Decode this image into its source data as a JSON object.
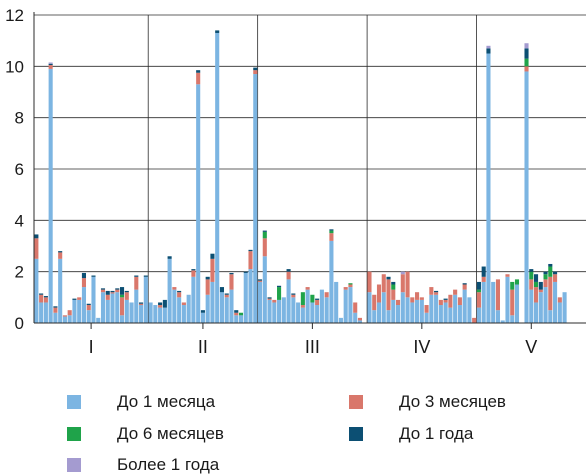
{
  "chart_data": {
    "type": "bar",
    "stacked": true,
    "ylim": [
      0,
      12
    ],
    "y_ticks": [
      "0",
      "2",
      "4",
      "6",
      "8",
      "10",
      "12"
    ],
    "grid": true,
    "groups": [
      {
        "label": "I",
        "count": 24
      },
      {
        "label": "II",
        "count": 23
      },
      {
        "label": "III",
        "count": 23
      },
      {
        "label": "IV",
        "count": 23
      },
      {
        "label": "V",
        "count": 23
      }
    ],
    "series": [
      {
        "name": "До 1 месяца",
        "color": "#7cb5e2"
      },
      {
        "name": "До 3 месяцев",
        "color": "#d9776b"
      },
      {
        "name": "До 6 месяцев",
        "color": "#1fa34a"
      },
      {
        "name": "До 1 года",
        "color": "#0c4f73"
      },
      {
        "name": "Более 1 года",
        "color": "#a49bd0"
      }
    ],
    "stacks": [
      [
        2.5,
        0.8,
        0,
        0.15,
        0
      ],
      [
        0.8,
        0.3,
        0,
        0.05,
        0
      ],
      [
        0.8,
        0.2,
        0,
        0.05,
        0
      ],
      [
        9.9,
        0.15,
        0,
        0.05,
        0.05
      ],
      [
        0.4,
        0.2,
        0,
        0.05,
        0
      ],
      [
        2.5,
        0.25,
        0,
        0.05,
        0
      ],
      [
        0.25,
        0.05,
        0,
        0,
        0
      ],
      [
        0.3,
        0.2,
        0,
        0,
        0
      ],
      [
        0.9,
        0,
        0,
        0.05,
        0
      ],
      [
        0.9,
        0.1,
        0,
        0,
        0
      ],
      [
        1.4,
        0.35,
        0,
        0.2,
        0
      ],
      [
        0.5,
        0.2,
        0,
        0.05,
        0
      ],
      [
        1.8,
        0,
        0,
        0.05,
        0
      ],
      [
        0.2,
        0,
        0,
        0,
        0
      ],
      [
        1.2,
        0.1,
        0,
        0.05,
        0
      ],
      [
        0.9,
        0.2,
        0,
        0.15,
        0
      ],
      [
        1.15,
        0.05,
        0,
        0.05,
        0
      ],
      [
        1.2,
        0.1,
        0,
        0.05,
        0
      ],
      [
        0.3,
        0.7,
        0.1,
        0.3,
        0
      ],
      [
        0.9,
        0.3,
        0,
        0.05,
        0
      ],
      [
        0.8,
        0,
        0,
        0,
        0
      ],
      [
        1.3,
        0.5,
        0,
        0.05,
        0
      ],
      [
        0.7,
        0.05,
        0,
        0.05,
        0
      ],
      [
        1.8,
        0,
        0,
        0.05,
        0
      ],
      [
        0.8,
        0,
        0,
        0,
        0
      ],
      [
        0.7,
        0,
        0,
        0,
        0
      ],
      [
        0.6,
        0.1,
        0,
        0.1,
        0
      ],
      [
        0.6,
        0,
        0,
        0.3,
        0
      ],
      [
        2.5,
        0,
        0,
        0.1,
        0
      ],
      [
        1.3,
        0.1,
        0,
        0,
        0
      ],
      [
        1.0,
        0.2,
        0,
        0.05,
        0
      ],
      [
        0.7,
        0.1,
        0,
        0,
        0
      ],
      [
        1.1,
        0,
        0,
        0,
        0
      ],
      [
        1.8,
        0.25,
        0,
        0.05,
        0
      ],
      [
        9.3,
        0.45,
        0,
        0.1,
        0
      ],
      [
        0.4,
        0,
        0,
        0.1,
        0
      ],
      [
        1.1,
        0.6,
        0,
        0.1,
        0
      ],
      [
        1.6,
        0.9,
        0,
        0.2,
        0
      ],
      [
        11.3,
        0,
        0,
        0.1,
        0
      ],
      [
        1.2,
        0,
        0,
        0.2,
        0
      ],
      [
        1.0,
        0.1,
        0,
        0.05,
        0
      ],
      [
        1.3,
        0.6,
        0,
        0.05,
        0
      ],
      [
        0.3,
        0.1,
        0,
        0.1,
        0
      ],
      [
        0.3,
        0,
        0.1,
        0,
        0
      ],
      [
        1.95,
        0,
        0,
        0.05,
        0
      ],
      [
        2.1,
        0.7,
        0,
        0.05,
        0
      ],
      [
        9.7,
        0.15,
        0,
        0.1,
        0
      ],
      [
        1.6,
        0.05,
        0,
        0.05,
        0
      ],
      [
        2.6,
        0.7,
        0.25,
        0.05,
        0
      ],
      [
        0.9,
        0.05,
        0,
        0.05,
        0
      ],
      [
        0.8,
        0.1,
        0,
        0,
        0
      ],
      [
        0.9,
        0,
        0.5,
        0.05,
        0
      ],
      [
        1.0,
        0,
        0,
        0,
        0
      ],
      [
        1.7,
        0.3,
        0,
        0.1,
        0
      ],
      [
        1.0,
        0.1,
        0,
        0.05,
        0
      ],
      [
        0.8,
        0,
        0,
        0,
        0
      ],
      [
        0.6,
        0.1,
        0.5,
        0,
        0
      ],
      [
        1.3,
        0.1,
        0,
        0,
        0
      ],
      [
        0.8,
        0,
        0.3,
        0,
        0
      ],
      [
        0.7,
        0.2,
        0,
        0.05,
        0
      ],
      [
        1.3,
        0,
        0,
        0,
        0
      ],
      [
        1.0,
        0.2,
        0,
        0,
        0
      ],
      [
        3.2,
        0.3,
        0.1,
        0.05,
        0
      ],
      [
        1.6,
        0,
        0,
        0,
        0
      ],
      [
        0.2,
        0,
        0,
        0,
        0
      ],
      [
        1.3,
        0.1,
        0,
        0,
        0
      ],
      [
        1.4,
        0.1,
        0.05,
        0,
        0
      ],
      [
        0.4,
        0.4,
        0,
        0,
        0
      ],
      [
        0.1,
        0.1,
        0,
        0,
        0
      ],
      [
        0,
        0,
        0,
        0,
        0
      ],
      [
        1.2,
        0.8,
        0,
        0,
        0
      ],
      [
        0.5,
        0.6,
        0,
        0,
        0
      ],
      [
        0.8,
        0.7,
        0,
        0,
        0
      ],
      [
        1.2,
        0.7,
        0,
        0,
        0
      ],
      [
        0.5,
        1.2,
        0,
        0.1,
        0
      ],
      [
        0.9,
        0.4,
        0.2,
        0.1,
        0
      ],
      [
        0.7,
        0.2,
        0,
        0,
        0
      ],
      [
        1.2,
        0.7,
        0,
        0,
        0.1
      ],
      [
        1.0,
        1.0,
        0,
        0,
        0
      ],
      [
        0.8,
        0.2,
        0,
        0,
        0
      ],
      [
        0.9,
        0.3,
        0,
        0,
        0
      ],
      [
        0.9,
        0.1,
        0,
        0,
        0
      ],
      [
        0.4,
        0.3,
        0,
        0,
        0
      ],
      [
        1.1,
        0.3,
        0,
        0,
        0
      ],
      [
        1.1,
        0.1,
        0,
        0.05,
        0
      ],
      [
        0.7,
        0.2,
        0,
        0,
        0
      ],
      [
        0.8,
        0.1,
        0,
        0.05,
        0
      ],
      [
        0.6,
        0.5,
        0,
        0,
        0
      ],
      [
        1.1,
        0.2,
        0,
        0,
        0
      ],
      [
        0.7,
        0.3,
        0,
        0,
        0
      ],
      [
        1.3,
        0.2,
        0,
        0.05,
        0
      ],
      [
        1.0,
        0,
        0,
        0,
        0
      ],
      [
        0,
        0.2,
        0,
        0,
        0
      ],
      [
        0.6,
        0.6,
        0.1,
        0.3,
        0
      ],
      [
        1.6,
        0.2,
        0,
        0.4,
        0
      ],
      [
        10.5,
        0,
        0,
        0.2,
        0.1
      ],
      [
        1.6,
        0,
        0,
        0,
        0
      ],
      [
        0.5,
        1.2,
        0,
        0,
        0
      ],
      [
        0.1,
        0,
        0,
        0,
        0
      ],
      [
        1.8,
        0.1,
        0,
        0,
        0
      ],
      [
        0.3,
        1.0,
        0.3,
        0,
        0
      ],
      [
        1.5,
        0,
        0.2,
        0,
        0
      ],
      [
        0,
        0,
        0,
        0,
        0
      ],
      [
        9.8,
        0.2,
        0.3,
        0.4,
        0.2
      ],
      [
        1.3,
        0.4,
        0.3,
        0.1,
        0
      ],
      [
        0.8,
        0.6,
        0.2,
        0.3,
        0
      ],
      [
        1.2,
        0.1,
        0,
        0.3,
        0
      ],
      [
        1.4,
        0.3,
        0.2,
        0.1,
        0
      ],
      [
        0.5,
        1.3,
        0.4,
        0.1,
        0
      ],
      [
        1.6,
        0.3,
        0,
        0.1,
        0
      ],
      [
        0.8,
        0.2,
        0,
        0,
        0
      ],
      [
        1.2,
        0,
        0,
        0,
        0
      ],
      [
        0,
        0,
        0,
        0,
        0
      ],
      [
        0,
        0,
        0,
        0,
        0
      ],
      [
        0,
        0,
        0,
        0,
        0
      ],
      [
        0,
        0,
        0,
        0,
        0
      ]
    ]
  }
}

Written task:
Among the records above, find each line holding the string "name" and pull it out.

Task answer:
        "name": "До 1 месяца",
        "name": "До 3 месяцев",
        "name": "До 6 месяцев",
        "name": "До 1 года",
        "name": "Более 1 года",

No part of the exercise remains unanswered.